> _REQUIRED WORK_: Pull every line holding the string "Scheikowitz" from the records below.

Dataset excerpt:
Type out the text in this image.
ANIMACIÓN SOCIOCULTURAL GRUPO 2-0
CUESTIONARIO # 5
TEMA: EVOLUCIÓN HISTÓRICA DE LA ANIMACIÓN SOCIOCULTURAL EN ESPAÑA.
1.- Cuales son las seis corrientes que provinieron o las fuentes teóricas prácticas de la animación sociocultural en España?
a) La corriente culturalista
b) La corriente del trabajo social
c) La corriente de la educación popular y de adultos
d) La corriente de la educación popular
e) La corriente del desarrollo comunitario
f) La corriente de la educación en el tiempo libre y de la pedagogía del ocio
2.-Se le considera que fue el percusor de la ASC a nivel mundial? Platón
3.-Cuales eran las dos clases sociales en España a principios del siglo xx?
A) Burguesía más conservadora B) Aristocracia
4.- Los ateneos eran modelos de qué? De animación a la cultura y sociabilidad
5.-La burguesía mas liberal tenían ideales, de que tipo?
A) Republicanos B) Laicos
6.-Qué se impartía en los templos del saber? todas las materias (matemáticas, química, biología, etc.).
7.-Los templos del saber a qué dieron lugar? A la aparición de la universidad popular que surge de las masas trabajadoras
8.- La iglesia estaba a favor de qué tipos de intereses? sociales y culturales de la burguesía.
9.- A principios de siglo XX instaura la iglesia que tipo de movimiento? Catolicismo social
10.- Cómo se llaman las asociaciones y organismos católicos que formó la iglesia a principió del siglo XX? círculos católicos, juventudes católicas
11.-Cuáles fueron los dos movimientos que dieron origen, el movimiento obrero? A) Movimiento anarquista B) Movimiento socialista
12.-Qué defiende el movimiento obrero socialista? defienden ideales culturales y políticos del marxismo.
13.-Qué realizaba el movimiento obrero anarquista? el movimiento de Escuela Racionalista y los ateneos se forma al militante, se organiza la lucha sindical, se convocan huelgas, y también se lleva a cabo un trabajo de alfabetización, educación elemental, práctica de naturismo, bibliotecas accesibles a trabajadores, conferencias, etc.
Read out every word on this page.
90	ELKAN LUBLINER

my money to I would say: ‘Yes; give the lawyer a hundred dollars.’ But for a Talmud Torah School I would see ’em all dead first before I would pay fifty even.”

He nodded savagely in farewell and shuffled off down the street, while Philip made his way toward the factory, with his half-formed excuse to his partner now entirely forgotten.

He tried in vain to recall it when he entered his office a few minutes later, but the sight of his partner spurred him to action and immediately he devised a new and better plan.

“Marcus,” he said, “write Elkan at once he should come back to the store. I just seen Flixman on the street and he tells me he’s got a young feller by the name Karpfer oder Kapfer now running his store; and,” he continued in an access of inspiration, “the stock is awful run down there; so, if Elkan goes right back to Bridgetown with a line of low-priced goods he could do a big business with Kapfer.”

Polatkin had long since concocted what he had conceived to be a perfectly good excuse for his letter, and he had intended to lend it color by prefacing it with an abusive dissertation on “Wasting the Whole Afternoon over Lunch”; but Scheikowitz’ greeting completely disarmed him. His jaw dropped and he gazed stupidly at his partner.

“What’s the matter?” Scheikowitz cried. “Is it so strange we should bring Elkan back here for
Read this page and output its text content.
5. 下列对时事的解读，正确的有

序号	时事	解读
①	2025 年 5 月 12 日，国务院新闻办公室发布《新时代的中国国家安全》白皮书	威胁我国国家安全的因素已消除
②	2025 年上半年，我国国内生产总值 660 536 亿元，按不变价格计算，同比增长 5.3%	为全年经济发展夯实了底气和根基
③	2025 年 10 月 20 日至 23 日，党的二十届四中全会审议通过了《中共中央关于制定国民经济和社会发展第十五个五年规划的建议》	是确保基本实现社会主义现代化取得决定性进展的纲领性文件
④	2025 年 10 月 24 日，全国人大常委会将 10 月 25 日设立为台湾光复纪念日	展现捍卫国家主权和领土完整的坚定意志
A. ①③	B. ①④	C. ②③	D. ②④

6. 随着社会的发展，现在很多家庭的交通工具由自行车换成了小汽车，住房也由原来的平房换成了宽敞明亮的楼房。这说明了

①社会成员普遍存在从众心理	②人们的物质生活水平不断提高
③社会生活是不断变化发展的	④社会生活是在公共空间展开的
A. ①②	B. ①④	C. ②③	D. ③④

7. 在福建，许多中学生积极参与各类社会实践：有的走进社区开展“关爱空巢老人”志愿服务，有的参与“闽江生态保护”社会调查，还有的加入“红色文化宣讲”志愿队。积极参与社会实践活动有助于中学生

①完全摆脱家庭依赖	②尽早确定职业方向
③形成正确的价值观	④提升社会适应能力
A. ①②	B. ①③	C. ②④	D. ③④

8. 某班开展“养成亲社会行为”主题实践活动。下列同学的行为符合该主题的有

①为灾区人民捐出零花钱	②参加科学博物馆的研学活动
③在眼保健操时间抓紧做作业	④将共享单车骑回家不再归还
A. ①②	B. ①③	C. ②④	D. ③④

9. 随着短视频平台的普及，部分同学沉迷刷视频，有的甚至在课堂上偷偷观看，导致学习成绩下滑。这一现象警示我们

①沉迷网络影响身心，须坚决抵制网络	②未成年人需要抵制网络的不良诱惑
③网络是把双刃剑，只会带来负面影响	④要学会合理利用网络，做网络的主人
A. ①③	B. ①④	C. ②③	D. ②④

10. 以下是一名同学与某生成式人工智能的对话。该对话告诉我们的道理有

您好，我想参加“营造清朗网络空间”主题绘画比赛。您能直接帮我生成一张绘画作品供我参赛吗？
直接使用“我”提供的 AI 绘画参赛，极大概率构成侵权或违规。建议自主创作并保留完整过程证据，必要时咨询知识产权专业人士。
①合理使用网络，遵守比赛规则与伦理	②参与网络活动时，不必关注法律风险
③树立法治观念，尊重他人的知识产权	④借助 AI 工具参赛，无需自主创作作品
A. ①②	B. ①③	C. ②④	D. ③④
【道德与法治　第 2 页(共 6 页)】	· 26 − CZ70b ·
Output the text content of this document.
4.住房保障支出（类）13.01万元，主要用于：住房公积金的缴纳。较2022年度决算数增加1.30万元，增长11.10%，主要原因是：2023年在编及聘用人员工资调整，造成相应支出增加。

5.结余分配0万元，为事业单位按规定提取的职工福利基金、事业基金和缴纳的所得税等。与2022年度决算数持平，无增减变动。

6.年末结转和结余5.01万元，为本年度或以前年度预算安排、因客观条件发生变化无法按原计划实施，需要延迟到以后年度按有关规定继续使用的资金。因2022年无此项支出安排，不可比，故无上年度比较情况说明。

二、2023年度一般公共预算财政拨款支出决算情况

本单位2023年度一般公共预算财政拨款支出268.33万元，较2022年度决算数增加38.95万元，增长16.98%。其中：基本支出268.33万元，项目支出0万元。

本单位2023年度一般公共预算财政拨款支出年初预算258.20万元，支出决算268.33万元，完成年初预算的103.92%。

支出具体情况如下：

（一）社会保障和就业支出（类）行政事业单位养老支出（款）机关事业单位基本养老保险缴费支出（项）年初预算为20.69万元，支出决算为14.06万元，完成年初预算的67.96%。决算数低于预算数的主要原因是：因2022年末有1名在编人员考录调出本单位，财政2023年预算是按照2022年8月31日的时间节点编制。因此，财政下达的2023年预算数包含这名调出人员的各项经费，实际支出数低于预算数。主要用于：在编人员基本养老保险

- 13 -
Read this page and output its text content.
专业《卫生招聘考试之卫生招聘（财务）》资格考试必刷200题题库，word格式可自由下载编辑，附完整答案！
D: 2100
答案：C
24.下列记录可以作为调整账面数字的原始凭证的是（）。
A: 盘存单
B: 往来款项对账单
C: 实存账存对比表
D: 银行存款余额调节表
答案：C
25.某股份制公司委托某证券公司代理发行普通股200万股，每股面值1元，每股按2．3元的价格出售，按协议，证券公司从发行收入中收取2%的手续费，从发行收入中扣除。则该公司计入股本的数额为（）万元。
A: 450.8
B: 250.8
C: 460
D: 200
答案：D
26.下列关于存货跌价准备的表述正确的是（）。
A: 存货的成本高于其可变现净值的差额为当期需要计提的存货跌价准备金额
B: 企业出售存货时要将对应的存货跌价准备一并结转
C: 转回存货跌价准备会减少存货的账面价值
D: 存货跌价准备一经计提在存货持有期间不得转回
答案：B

> _COMPLETE OUTPUT_:
Polatkin had long since concocted what he had conceived to be a perfectly good excuse for his letter, and he had intended to lend it color by prefacing it with an abusive dissertation on “Wasting the Whole Afternoon over Lunch”; but Scheikowitz’ greeting completely disarmed him. His jaw dropped and he gazed stupidly at his partner.
“What’s the matter?” Scheikowitz cried. “Is it so strange we should bring Elkan back here for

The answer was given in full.